#### PAGE TEXT

How can one explain the seeming contradictions in Lewis? On the one hand was the critic of laissez-faire economic policies, whom the radical anti-colonialists expected to be on their side. On the other was the economist who acted as a check on the extreme statist interventions proposed by this same tendency in economic policy discourse, arguing against heavy state subsidy to industry on purely economic grounds, even leaving aside its propensity for corruption and use as political patronage.
As a student, Lewis must have read John Maynard Keynes's clarion call in his essay "The End of Laissez Faire" (Keynes 1926).6 This was, seemingly, a call to abandon the tenets of 19th century economic liberalism in favour of a more interventionist credo – "let us clear from the ground the metaphysical or general principles upon which, from time to time, laissez-faire has been founded" (Keynes 1926: 287-8). This is Keynes presaging the Lewis of the 1930s and 1940s railing against Sydney Caine and his laissez-fair policies for the colonies. And yet in the same essay Keynes hints at a different world view, a more nuanced perspective on state intervention:
"We cannot therefore settle on abstract grounds, but must handle on its merits in detail what Burke termed ʹone of the finest problems in legislation, namely, to determine what the State ought to take upon itself to direct by the public wisdom, and what it ought to leave, with as little interference as possible, to individual exertion'" (p. 288-91).

########
#### EXCERPTED RECORDS

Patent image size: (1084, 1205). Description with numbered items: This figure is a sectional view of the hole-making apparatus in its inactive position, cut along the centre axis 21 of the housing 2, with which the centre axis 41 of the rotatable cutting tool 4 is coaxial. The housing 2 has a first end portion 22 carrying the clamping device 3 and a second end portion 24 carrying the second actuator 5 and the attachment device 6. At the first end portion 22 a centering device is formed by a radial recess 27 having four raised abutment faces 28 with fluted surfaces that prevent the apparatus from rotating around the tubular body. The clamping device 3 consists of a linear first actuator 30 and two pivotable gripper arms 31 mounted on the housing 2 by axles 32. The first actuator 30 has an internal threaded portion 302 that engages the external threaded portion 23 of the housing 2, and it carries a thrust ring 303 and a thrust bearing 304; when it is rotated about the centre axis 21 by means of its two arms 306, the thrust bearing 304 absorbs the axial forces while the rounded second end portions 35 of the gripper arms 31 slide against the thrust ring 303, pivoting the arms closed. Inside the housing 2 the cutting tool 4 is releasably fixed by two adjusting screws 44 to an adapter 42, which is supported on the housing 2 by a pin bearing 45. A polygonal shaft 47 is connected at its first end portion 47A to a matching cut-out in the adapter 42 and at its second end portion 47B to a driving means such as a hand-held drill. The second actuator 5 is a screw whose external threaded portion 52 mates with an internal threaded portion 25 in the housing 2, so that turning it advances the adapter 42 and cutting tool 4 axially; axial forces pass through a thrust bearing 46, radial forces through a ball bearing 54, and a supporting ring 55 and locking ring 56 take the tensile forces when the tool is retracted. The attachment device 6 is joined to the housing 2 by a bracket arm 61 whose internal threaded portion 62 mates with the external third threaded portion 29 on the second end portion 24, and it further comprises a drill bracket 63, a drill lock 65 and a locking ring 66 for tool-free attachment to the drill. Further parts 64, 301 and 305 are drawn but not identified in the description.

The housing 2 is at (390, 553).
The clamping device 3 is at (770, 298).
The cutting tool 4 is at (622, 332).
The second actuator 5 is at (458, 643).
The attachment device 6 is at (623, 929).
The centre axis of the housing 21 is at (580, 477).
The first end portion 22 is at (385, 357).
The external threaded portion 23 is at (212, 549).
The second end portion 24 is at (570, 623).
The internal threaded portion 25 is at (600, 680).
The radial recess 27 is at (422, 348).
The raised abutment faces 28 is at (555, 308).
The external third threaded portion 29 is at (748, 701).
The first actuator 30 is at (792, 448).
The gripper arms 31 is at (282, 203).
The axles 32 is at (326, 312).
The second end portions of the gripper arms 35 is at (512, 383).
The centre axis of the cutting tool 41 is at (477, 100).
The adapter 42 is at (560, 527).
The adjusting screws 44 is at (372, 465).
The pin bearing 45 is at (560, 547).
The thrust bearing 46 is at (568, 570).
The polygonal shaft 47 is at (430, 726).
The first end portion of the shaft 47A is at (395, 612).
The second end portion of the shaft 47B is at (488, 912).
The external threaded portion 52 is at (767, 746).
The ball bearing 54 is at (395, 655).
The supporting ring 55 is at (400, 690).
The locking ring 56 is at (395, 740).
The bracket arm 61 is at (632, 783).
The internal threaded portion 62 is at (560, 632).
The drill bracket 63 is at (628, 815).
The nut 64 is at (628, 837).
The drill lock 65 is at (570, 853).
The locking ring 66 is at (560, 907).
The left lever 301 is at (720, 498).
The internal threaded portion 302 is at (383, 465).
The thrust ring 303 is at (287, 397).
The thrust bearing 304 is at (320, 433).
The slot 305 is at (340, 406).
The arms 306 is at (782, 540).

########

:: PROBLEM ::
Do these statements agree with the passage on Lewis and Keynes? Answer yes or no for each and quote the deciding words.
1. Lewis opposed heavy state subsidy to industry only because of its propensity for corruption.
2. The radical anti-colonialists expected Lewis to be on their side.
3. In the quoted passage, Keynes holds that the question of what the State should direct can be settled on abstract grounds.

:: EXERCISE ANSWER ::
1. No: "arguing against heavy state subsidy to industry on purely economic grounds, even leaving aside its propensity for corruption"
2. Yes: "whom the radical anti-colonialists expected to be on their side"
3. No: "We cannot therefore settle on abstract grounds"